Activities >>
**a.** List every topic of the other Origins articles that the article on state repression of Islamist groups in Egypt recommends for more on the Middle East.
**b.** Reproduce word for word the part of the article on state repression of Islamist groups in Egypt starting with "The protestor wanted" and going on through "be coming true.".

Document segment >>
------------------------------------------------
Clampdown and Blowback: How State Repression Has Radicalized Islamist Groups in Egypt

Anti-Morsi poster in Egypt.

Anti-Morsi poster in Egypt, 2013

Editor's Note

With the election of Abdel Fattah al-Sisi to the presidency, the pendulum of Egyptian politics has once again taken a dramatic swing. A former military man, al-Sisi helped orchestrate the coup against his predecessor—President Mohammed Morsi, a member of the Muslim Brotherhood—followed by a severe crackdown on Islamic groups. As historian Elizabeth Perego details, this is not the first effort to suppress the Brotherhood, and these campaigns have usually radicalized the Islamists.

Read these insightful Origins articles for more on the Middle East: Islam in Egypt; The Sunni-Shi'i Divide; the Alawites and Syria; U.S.-Iranian Relations; U.S.-Iraq Relations; Turkish Politics; and The Palestinian-Israeli Conflict.

Listen to this History Talk podcast on the Syrian Civil War and Arab Spring.

“You have created a new Taliban and a new al-Qaeda in Egypt,” a protestor shook with fury as he shouted at the camera in a message to Abdel Fattah al-Sisi, the military strongman recently voted President of Egypt.

The footage was shot about a year ago, just after al-Sisi and the Egyptian army forcibly overthrew Mohamed Morsi, then the first democratically elected Egyptian president and leader of the Muslim Brotherhood, on July 3, 2013. The video quickly went viral on news and social media sites and was watched not only by fellow Morsi supporters but by analysts of the region who feared the man might be right.

The protestor wanted al-Sisi to know that efforts on the part of the army ruthlessly to suppress Islamic groups like the Muslim Brotherhood and to oust elected Islamists from government would increasingly be met with violence and a shift of Islamic groups to political extremism.

Recent events have suggested that the man’s predictions for the future of Egypt may be coming true.

Since the coup that ousted Morsi, the Egyptian state has launched a vicious campaign to wipe out and suppress the Muslim Brotherhood (Jamā`at al-Ikhwān al-Muslimīn), one of the most important Islamic revivalist organizations of the past century. The Brotherhood has worked since its founding in 1928 towards the creation of an Islamic society through a network of philanthropic organizations, health and social welfare efforts, religious centers, schools, periodicals, political organizations, and extra-legal, at times aggressive, tactics.

Following the overthrow of President Hosni Mubarak in the early days of the Arab Spring in 2011, Morsi and the Brotherhood were elected in Egypt in 2012, much to the military’s disapproval.

Over the year since Morsi’s overthrow, an estimated 1,400 have died as a result of political violence, many of them Ikhwān (Brotherhood) supporters denouncing the military’s overthrow of the president for the coup it was.

Egyptian military and police agents have also arrested and sometimes tortured suspected Brotherhood sympathizers, including women and children.

Meanwhile, Morsi has been charged with provoking violence in the streets of Egypt in the lead-up to the July 3 coup as well as colluding with Palestinian Hamas and Lebanese Hezbollah to plan a terrorist attack on Egypt. He faces the death penalty if convicted of these unfounded charges.
------------------------------------------------
Records >>
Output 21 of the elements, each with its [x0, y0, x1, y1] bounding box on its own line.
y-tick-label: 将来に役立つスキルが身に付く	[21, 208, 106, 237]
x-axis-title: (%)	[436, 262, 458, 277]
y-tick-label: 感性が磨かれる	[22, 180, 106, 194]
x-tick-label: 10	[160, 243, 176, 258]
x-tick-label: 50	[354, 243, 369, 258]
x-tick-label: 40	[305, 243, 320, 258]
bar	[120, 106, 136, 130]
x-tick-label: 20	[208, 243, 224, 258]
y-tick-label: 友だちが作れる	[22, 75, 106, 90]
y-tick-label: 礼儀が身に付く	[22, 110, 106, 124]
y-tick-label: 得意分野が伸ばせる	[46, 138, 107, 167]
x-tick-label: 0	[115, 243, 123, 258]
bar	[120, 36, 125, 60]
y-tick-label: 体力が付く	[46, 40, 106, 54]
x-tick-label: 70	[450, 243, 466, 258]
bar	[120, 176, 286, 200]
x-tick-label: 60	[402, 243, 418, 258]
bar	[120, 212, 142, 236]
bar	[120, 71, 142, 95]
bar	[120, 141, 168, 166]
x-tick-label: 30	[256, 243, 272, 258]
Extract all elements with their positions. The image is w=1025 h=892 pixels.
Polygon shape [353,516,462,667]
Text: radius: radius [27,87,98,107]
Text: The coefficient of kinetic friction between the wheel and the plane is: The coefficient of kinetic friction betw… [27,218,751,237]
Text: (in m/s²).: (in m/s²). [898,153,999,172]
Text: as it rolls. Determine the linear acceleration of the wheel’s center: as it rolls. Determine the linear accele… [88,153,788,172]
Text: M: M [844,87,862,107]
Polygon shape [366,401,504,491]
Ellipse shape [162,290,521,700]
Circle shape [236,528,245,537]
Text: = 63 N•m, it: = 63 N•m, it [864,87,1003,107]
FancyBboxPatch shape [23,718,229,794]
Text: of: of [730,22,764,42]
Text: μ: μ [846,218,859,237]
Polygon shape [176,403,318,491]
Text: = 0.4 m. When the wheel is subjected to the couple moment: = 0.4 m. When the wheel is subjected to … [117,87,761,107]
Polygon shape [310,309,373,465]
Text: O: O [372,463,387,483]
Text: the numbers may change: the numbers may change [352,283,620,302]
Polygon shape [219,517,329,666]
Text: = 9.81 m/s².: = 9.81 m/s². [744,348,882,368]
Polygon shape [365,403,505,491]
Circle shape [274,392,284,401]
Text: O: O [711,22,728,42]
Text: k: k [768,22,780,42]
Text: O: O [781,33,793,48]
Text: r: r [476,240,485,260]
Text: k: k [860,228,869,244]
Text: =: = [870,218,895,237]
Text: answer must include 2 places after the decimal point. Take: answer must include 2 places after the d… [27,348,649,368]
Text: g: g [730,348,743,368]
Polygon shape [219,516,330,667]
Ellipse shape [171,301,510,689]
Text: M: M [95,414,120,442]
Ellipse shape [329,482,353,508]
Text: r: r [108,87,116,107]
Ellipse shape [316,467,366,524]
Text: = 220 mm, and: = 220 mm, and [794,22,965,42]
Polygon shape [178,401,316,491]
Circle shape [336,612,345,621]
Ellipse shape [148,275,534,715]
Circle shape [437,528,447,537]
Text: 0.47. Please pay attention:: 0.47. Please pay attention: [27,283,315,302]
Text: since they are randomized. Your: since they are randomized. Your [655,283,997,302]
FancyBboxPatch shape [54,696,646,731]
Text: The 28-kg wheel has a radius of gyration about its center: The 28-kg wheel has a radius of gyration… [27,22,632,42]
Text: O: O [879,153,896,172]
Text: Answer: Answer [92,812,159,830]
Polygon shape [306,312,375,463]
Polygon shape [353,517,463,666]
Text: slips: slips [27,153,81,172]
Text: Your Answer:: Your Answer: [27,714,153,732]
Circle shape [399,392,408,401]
------------------------------------------------
Results >>
**a.**
- Islam in Egypt
- The Sunni-Shi'i Divide
- the Alawites and Syria
- U.S.-Iranian Relations
- U.S.-Iraq Relations
- Turkish Politics
- The Palestinian-Israeli Conflict

**b.**
The protestor wanted al-Sisi to know that efforts on the part of the army ruthlessly to suppress Islamic groups like the Muslim Brotherhood and to oust elected Islamists from government would increasingly be met with violence and a shift of Islamic groups to political extremism.

Recent events have suggested that the man’s predictions for the future of Egypt may be coming true.